** START STORED RECORDS **

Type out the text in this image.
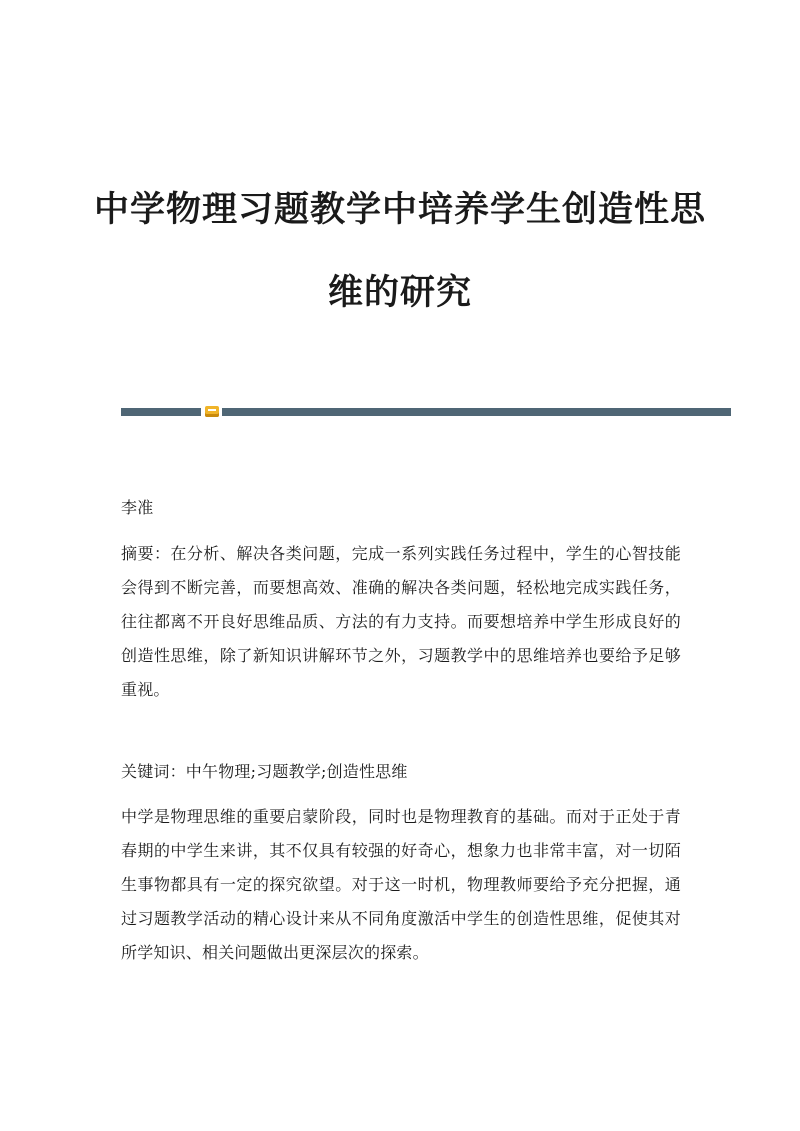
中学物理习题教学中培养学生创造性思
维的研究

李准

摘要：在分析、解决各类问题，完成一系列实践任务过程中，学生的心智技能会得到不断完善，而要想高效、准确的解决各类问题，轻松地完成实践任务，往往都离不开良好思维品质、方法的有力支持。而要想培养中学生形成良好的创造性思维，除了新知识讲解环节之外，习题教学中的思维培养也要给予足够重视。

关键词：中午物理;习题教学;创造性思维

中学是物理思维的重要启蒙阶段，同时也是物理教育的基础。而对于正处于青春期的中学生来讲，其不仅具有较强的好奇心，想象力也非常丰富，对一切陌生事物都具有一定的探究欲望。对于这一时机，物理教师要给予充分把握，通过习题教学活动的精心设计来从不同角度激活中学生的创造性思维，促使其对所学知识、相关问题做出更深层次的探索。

** END STORED RECORDS **
** START STORED RECORDS **

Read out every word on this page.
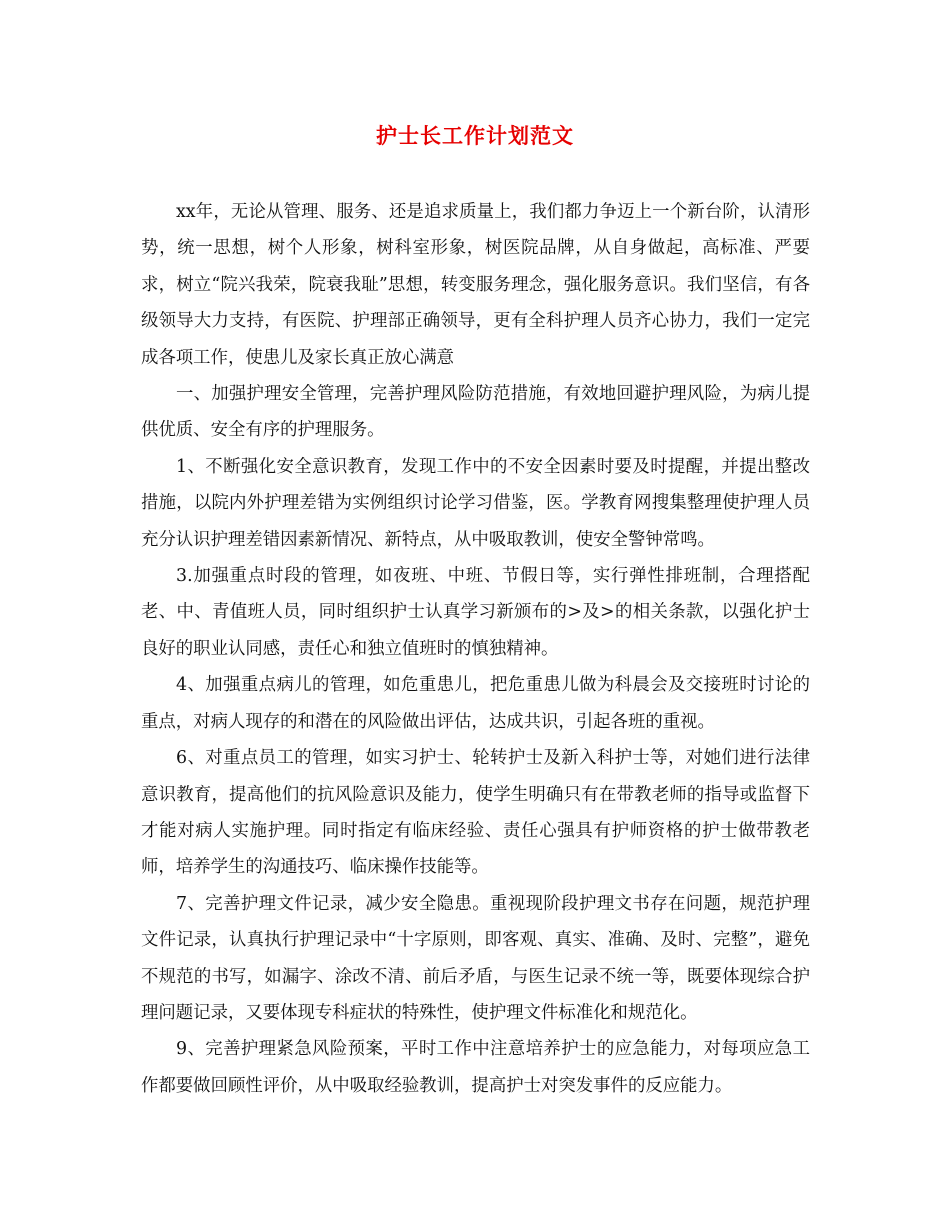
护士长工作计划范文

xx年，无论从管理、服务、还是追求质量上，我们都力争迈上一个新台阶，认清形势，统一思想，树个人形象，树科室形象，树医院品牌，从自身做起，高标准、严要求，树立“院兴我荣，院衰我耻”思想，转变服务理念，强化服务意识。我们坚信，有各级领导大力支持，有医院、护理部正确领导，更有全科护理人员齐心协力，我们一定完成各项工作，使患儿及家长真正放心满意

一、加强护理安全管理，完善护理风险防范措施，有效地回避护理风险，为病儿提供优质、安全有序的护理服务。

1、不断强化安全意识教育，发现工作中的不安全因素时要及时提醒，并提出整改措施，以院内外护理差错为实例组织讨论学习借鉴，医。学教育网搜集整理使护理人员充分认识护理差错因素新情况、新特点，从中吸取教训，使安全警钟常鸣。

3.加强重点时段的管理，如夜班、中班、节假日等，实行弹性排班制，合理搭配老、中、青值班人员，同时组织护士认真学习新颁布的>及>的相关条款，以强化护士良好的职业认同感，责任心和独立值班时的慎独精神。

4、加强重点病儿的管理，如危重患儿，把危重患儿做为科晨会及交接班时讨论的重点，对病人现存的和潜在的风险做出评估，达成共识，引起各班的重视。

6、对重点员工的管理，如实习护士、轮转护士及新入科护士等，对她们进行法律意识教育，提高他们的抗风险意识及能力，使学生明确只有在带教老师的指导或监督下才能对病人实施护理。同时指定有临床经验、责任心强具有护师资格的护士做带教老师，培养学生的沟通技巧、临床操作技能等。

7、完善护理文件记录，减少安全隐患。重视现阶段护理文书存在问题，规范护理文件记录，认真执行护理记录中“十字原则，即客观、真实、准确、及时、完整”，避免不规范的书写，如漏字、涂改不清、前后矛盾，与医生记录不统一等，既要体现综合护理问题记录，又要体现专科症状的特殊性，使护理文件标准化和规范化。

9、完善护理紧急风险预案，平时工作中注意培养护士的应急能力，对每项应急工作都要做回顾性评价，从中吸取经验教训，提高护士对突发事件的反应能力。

** END STORED RECORDS **

• _THE PROBLEM_
Which lines hold the word "this"? Return all of them from the records above.

• _RESPONSE_
Type out the text in this image.
Read out every word on this page.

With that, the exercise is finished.